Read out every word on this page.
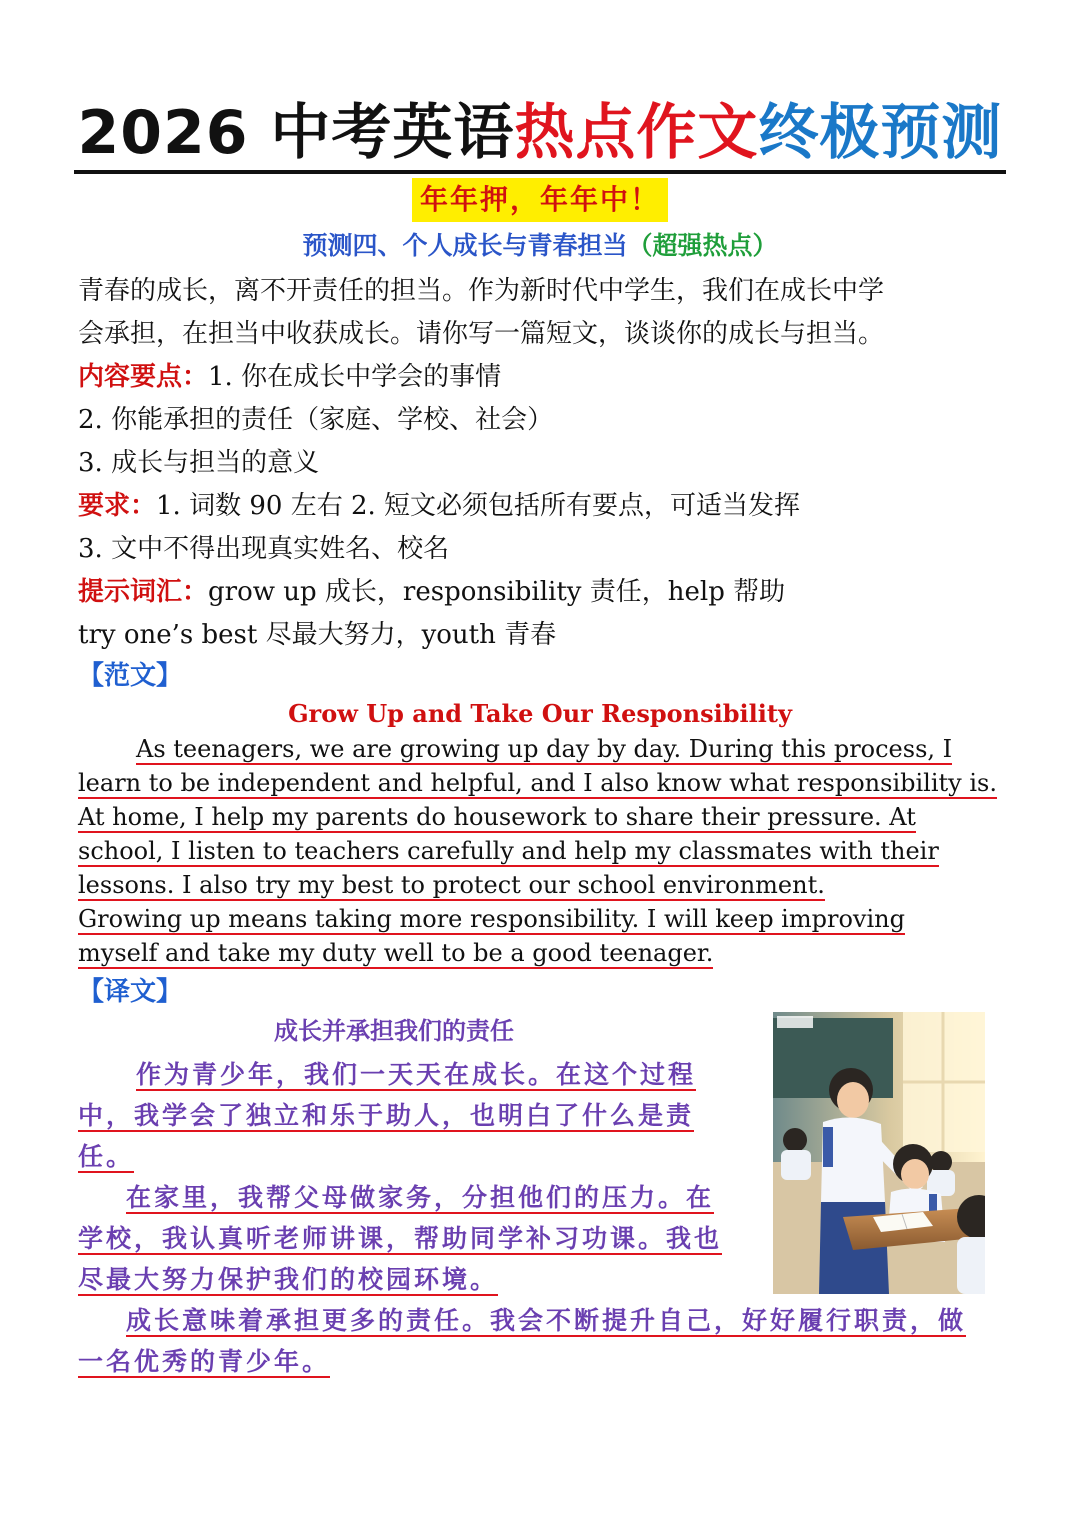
2026 中考英语热点作文终极预测
年年押，年年中！
预测四、个人成长与青春担当（超强热点）
青春的成长，离不开责任的担当。作为新时代中学生，我们在成长中学
会承担，在担当中收获成长。请你写一篇短文，谈谈你的成长与担当。
内容要点：1. 你在成长中学会的事情
2. 你能承担的责任（家庭、学校、社会）
3. 成长与担当的意义
要求：1. 词数 90 左右 2. 短文必须包括所有要点，可适当发挥
3. 文中不得出现真实姓名、校名
提示词汇：grow up 成长，responsibility 责任，help 帮助
try one’s best 尽最大努力，youth 青春
【范文】
Grow Up and Take Our Responsibility
As teenagers, we are growing up day by day. During this process, I
learn to be independent and helpful, and I also know what responsibility is.
At home, I help my parents do housework to share their pressure. At
school, I listen to teachers carefully and help my classmates with their
lessons. I also try my best to protect our school environment.
Growing up means taking more responsibility. I will keep improving
myself and take my duty well to be a good teenager.
【译文】
成长并承担我们的责任
作为青少年，我们一天天在成长。在这个过程
中，我学会了独立和乐于助人，也明白了什么是责
任。
在家里，我帮父母做家务，分担他们的压力。在
学校，我认真听老师讲课，帮助同学补习功课。我也
尽最大努力保护我们的校园环境。
成长意味着承担更多的责任。我会不断提升自己，好好履行职责，做
一名优秀的青少年。
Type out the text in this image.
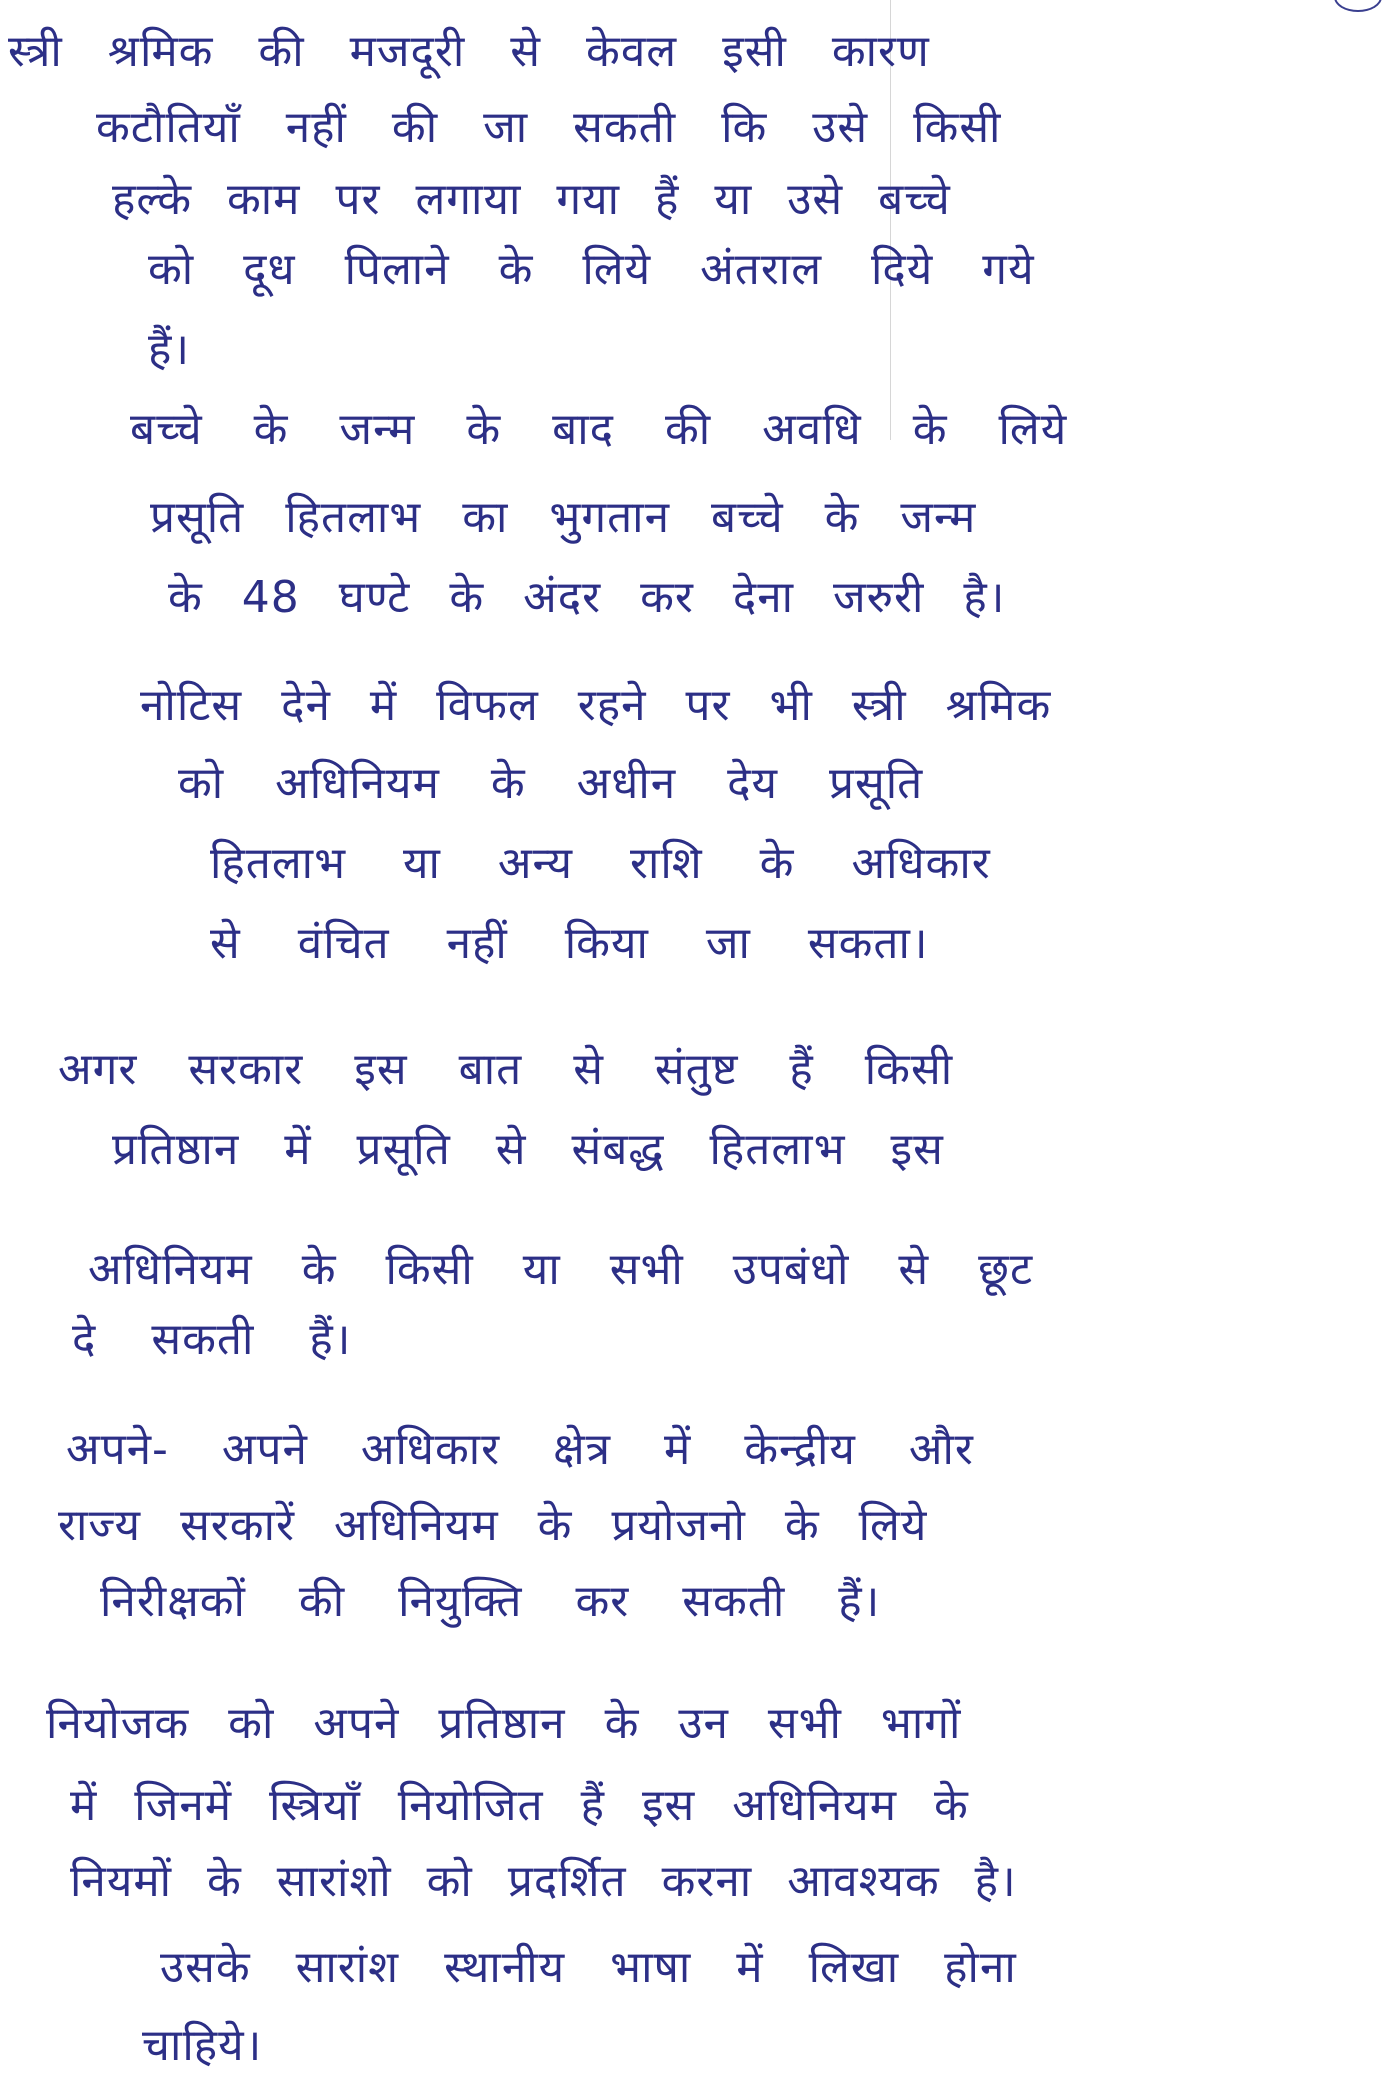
स्त्री श्रमिक की मजदूरी से केवल इसी कारण

कटौतियाँ नहीं की जा सकती कि उसे किसी

हल्के काम पर लगाया गया हैं या उसे बच्चे

को दूध पिलाने के लिये अंतराल दिये गये

हैं।

बच्चे के जन्म के बाद की अवधि के लिये

प्रसूति हितलाभ का भुगतान बच्चे के जन्म

के 48 घण्टे के अंदर कर देना जरुरी है।

नोटिस देने में विफल रहने पर भी स्त्री श्रमिक

को अधिनियम के अधीन देय प्रसूति

हितलाभ या अन्य राशि के अधिकार

से वंचित नहीं किया जा सकता।

अगर सरकार इस बात से संतुष्ट हैं किसी

प्रतिष्ठान में प्रसूति से संबद्ध हितलाभ इस

अधिनियम के किसी या सभी उपबंधो से छूट

दे सकती हैं।

अपने- अपने अधिकार क्षेत्र में केन्द्रीय और

राज्य सरकारें अधिनियम के प्रयोजनो के लिये

निरीक्षकों की नियुक्ति कर सकती हैं।

नियोजक को अपने प्रतिष्ठान के उन सभी भागों

में जिनमें स्त्रियाँ नियोजित हैं इस अधिनियम के

नियमों के सारांशो को प्रदर्शित करना आवश्यक है।

उसके सारांश स्थानीय भाषा में लिखा होना

चाहिये।
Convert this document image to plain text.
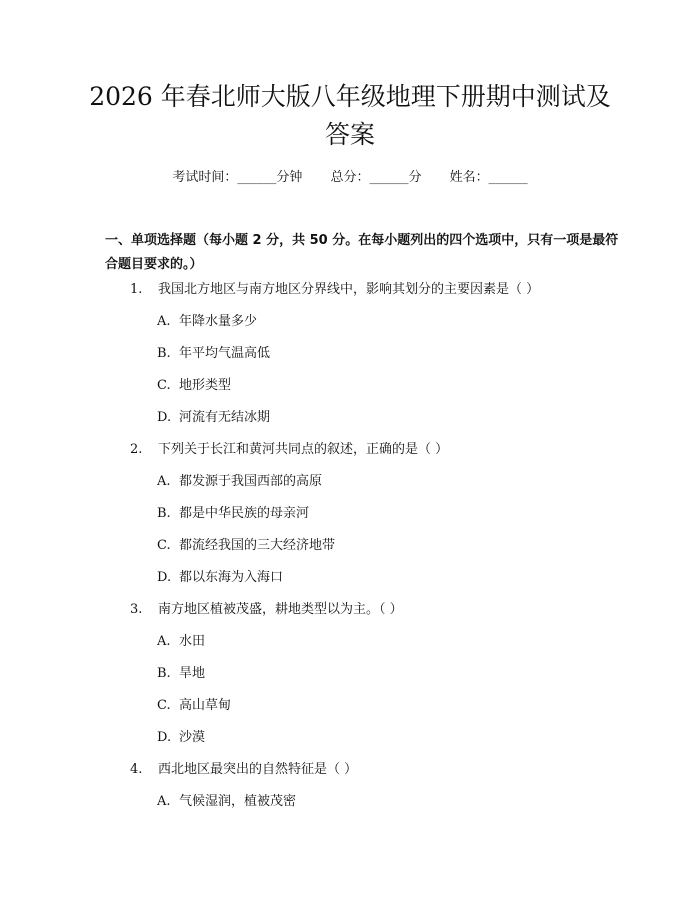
2026 年春北师大版八年级地理下册期中测试及答案
考试时间：______分钟 总分：______分 姓名：______

一、单项选择题（每小题 2 分，共 50 分。在每小题列出的四个选项中，只有一项是最符合题目要求的。）

1. 我国北方地区与南方地区分界线中，影响其划分的主要因素是（ ）
A. 年降水量多少
B. 年平均气温高低
C. 地形类型
D. 河流有无结冰期
2. 下列关于长江和黄河共同点的叙述，正确的是（ ）
A. 都发源于我国西部的高原
B. 都是中华民族的母亲河
C. 都流经我国的三大经济地带
D. 都以东海为入海口
3. 南方地区植被茂盛，耕地类型以为主。（ ）
A. 水田
B. 旱地
C. 高山草甸
D. 沙漠
4. 西北地区最突出的自然特征是（ ）
A. 气候湿润，植被茂密
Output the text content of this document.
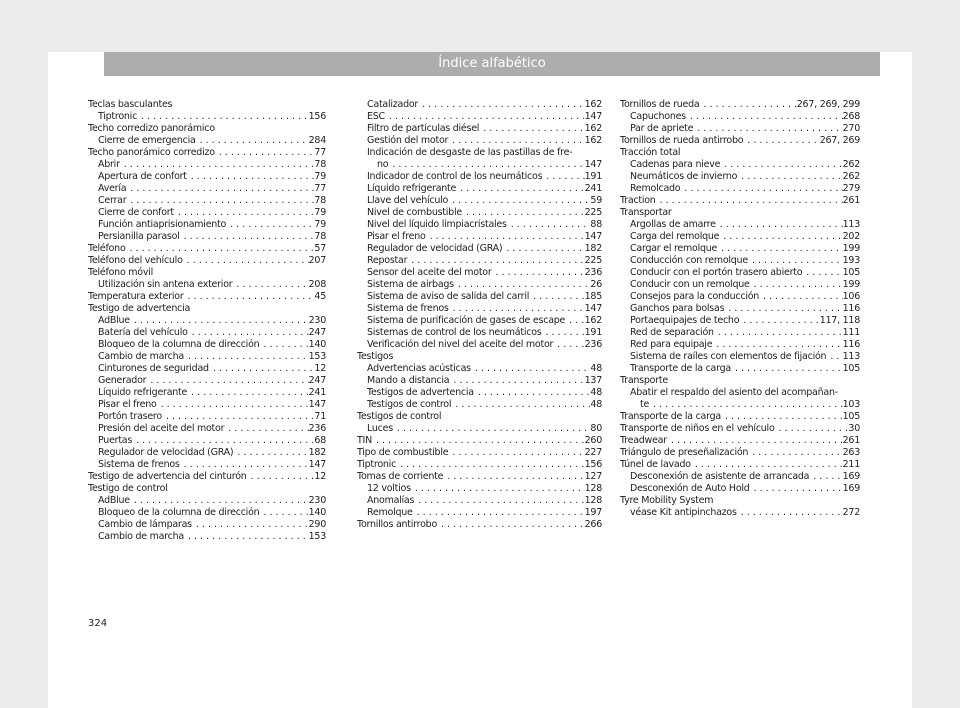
Índice alfabético
Teclas basculantes
Tiptronic . . .	156
Techo corredizo panorámico
Cierre de emergencia . . .	284
Techo panorámico corredizo . . .	77
Abrir . . .	78
Apertura de confort . . .	79
Avería . . .	77
Cerrar . . .	78
Cierre de confort . . .	79
Función antiaprisionamiento . . .	79
Persianilla parasol . . .	78
Teléfono . . .	57
Teléfono del vehículo . . .	207
Teléfono móvil
Utilización sin antena exterior . . .	208
Temperatura exterior . . .	45
Testigo de advertencia
AdBlue . . .	230
Batería del vehículo . . .	247
Bloqueo de la columna de dirección . . .	140
Cambio de marcha . . .	153
Cinturones de seguridad . . .	12
Generador . . .	247
Líquido refrigerante . . .	241
Pisar el freno . . .	147
Portón trasero . . .	71
Presión del aceite del motor . . .	236
Puertas . . .	68
Regulador de velocidad (GRA) . . .	182
Sistema de frenos . . .	147
Testigo de advertencia del cinturón . . .	12
Testigo de control
AdBlue . . .	230
Bloqueo de la columna de dirección . . .	140
Cambio de lámparas . . .	290
Cambio de marcha . . .	153
Catalizador . . .	162
ESC . . .	147
Filtro de partículas diésel . . .	162
Gestión del motor . . .	162
Indicación de desgaste de las pastillas de fre-
no . . .	147
Indicador de control de los neumáticos . . .	191
Líquido refrigerante . . .	241
Llave del vehículo . . .	59
Nivel de combustible . . .	225
Nivel del líquido limpiacristales . . .	88
Pisar el freno . . .	147
Regulador de velocidad (GRA) . . .	182
Repostar . . .	225
Sensor del aceite del motor . . .	236
Sistema de airbags . . .	26
Sistema de aviso de salida del carril . . .	185
Sistema de frenos . . .	147
Sistema de purificación de gases de escape . . . 162
Sistemas de control de los neumáticos . . .	191
Verificación del nivel del aceite del motor . . .	236
Testigos
Advertencias acústicas . . .	48
Mando a distancia . . .	137
Testigos de advertencia . . .	48
Testigos de control . . .	48
Testigos de control
Luces . . .	80
TIN . . .	260
Tipo de combustible . . .	227
Tiptronic . . .	156
Tomas de corriente . . .	127
12 voltios . . .	128
Anomalías . . .	128
Remolque . . .	197
Tornillos antirrobo . . .	266
Tornillos de rueda . . .	267, 269, 299
Capuchones . . .	268
Par de apriete . . .	270
Tornillos de rueda antirrobo . . .	267, 269
Tracción total
Cadenas para nieve . . .	262
Neumáticos de invierno . . .	262
Remolcado . . .	279
Traction . . .	261
Transportar
Argollas de amarre . . .	113
Carga del remolque . . .	202
Cargar el remolque . . .	199
Conducción con remolque . . .	193
Conducir con el portón trasero abierto . . .	105
Conducir con un remolque . . .	199
Consejos para la conducción . . .	106
Ganchos para bolsas . . .	116
Portaequipajes de techo . . .	117, 118
Red de separación . . .	111
Red para equipaje . . .	116
Sistema de raíles con elementos de fijación . . . 113
Transporte de la carga . . .	105
Transporte
Abatir el respaldo del asiento del acompañan-
te . . .	103
Transporte de la carga . . .	105
Transporte de niños en el vehículo . . .	30
Treadwear . . .	261
Triángulo de preseñalización . . .	263
Túnel de lavado . . .	211
Desconexión de asistente de arrancada . . .	169
Desconexión de Auto Hold . . .	169
Tyre Mobility System
véase Kit antipinchazos . . .	272
324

- Written problem -
Tell how many lines hold the string "image", giving the number and nothing else.

- Exercise output -
2